## Exercise objective
In the material below, repeat only the lines from the one that holds "Decode this chart: output" through the final line, exactly as they stand.

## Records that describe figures
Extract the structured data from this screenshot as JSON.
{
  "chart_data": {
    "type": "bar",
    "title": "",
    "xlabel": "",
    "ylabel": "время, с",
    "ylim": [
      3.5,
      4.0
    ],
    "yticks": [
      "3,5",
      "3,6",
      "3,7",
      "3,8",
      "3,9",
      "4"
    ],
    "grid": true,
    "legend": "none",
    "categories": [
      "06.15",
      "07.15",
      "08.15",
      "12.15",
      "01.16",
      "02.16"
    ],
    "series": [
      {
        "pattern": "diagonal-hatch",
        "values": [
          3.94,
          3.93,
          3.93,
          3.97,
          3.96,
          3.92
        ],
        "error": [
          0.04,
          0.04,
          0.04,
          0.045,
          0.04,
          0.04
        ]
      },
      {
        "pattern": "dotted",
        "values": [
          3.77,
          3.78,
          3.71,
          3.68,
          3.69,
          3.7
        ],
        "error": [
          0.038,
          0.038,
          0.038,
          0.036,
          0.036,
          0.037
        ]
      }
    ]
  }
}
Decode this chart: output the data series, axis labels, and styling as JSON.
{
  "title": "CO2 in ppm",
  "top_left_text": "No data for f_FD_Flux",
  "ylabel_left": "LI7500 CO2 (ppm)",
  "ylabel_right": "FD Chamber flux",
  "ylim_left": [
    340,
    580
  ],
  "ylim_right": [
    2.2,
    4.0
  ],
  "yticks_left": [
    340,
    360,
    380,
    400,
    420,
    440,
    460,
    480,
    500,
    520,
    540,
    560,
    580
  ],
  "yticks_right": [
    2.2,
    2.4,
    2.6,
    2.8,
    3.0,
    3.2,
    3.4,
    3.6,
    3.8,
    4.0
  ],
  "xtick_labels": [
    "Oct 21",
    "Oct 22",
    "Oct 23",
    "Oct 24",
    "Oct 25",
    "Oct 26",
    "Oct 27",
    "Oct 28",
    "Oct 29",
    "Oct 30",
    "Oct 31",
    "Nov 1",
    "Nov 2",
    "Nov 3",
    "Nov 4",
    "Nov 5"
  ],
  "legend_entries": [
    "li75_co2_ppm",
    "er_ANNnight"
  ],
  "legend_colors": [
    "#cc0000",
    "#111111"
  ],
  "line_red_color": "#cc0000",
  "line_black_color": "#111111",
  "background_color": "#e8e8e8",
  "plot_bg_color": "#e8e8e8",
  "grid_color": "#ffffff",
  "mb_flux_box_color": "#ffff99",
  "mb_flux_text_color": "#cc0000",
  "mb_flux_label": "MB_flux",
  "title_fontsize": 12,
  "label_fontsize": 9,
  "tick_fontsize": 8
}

## Reply
Decode this chart: output the data series, axis labels, and styling as JSON.
{
  "title": "CO2 in ppm",
  "top_left_text": "No data for f_FD_Flux",
  "ylabel_left": "LI7500 CO2 (ppm)",
  "ylabel_right": "FD Chamber flux",
  "ylim_left": [
    340,
    580
  ],
  "ylim_right": [
    2.2,
    4.0
  ],
  "yticks_left": [
    340,
    360,
    380,
    400,
    420,
    440,
    460,
    480,
    500,
    520,
    540,
    560,
    580
  ],
  "yticks_right": [
    2.2,
    2.4,
    2.6,
    2.8,
    3.0,
    3.2,
    3.4,
    3.6,
    3.8,
    4.0
  ],
  "xtick_labels": [
    "Oct 21",
    "Oct 22",
    "Oct 23",
    "Oct 24",
    "Oct 25",
    "Oct 26",
    "Oct 27",
    "Oct 28",
    "Oct 29",
    "Oct 30",
    "Oct 31",
    "Nov 1",
    "Nov 2",
    "Nov 3",
    "Nov 4",
    "Nov 5"
  ],
  "legend_entries": [
    "li75_co2_ppm",
    "er_ANNnight"
  ],
  "legend_colors": [
    "#cc0000",
    "#111111"
  ],
  "line_red_color": "#cc0000",
  "line_black_color": "#111111",
  "background_color": "#e8e8e8",
  "plot_bg_color": "#e8e8e8",
  "grid_color": "#ffffff",
  "mb_flux_box_color": "#ffff99",
  "mb_flux_text_color": "#cc0000",
  "mb_flux_label": "MB_flux",
  "title_fontsize": 12,
  "label_fontsize": 9,
  "tick_fontsize": 8
}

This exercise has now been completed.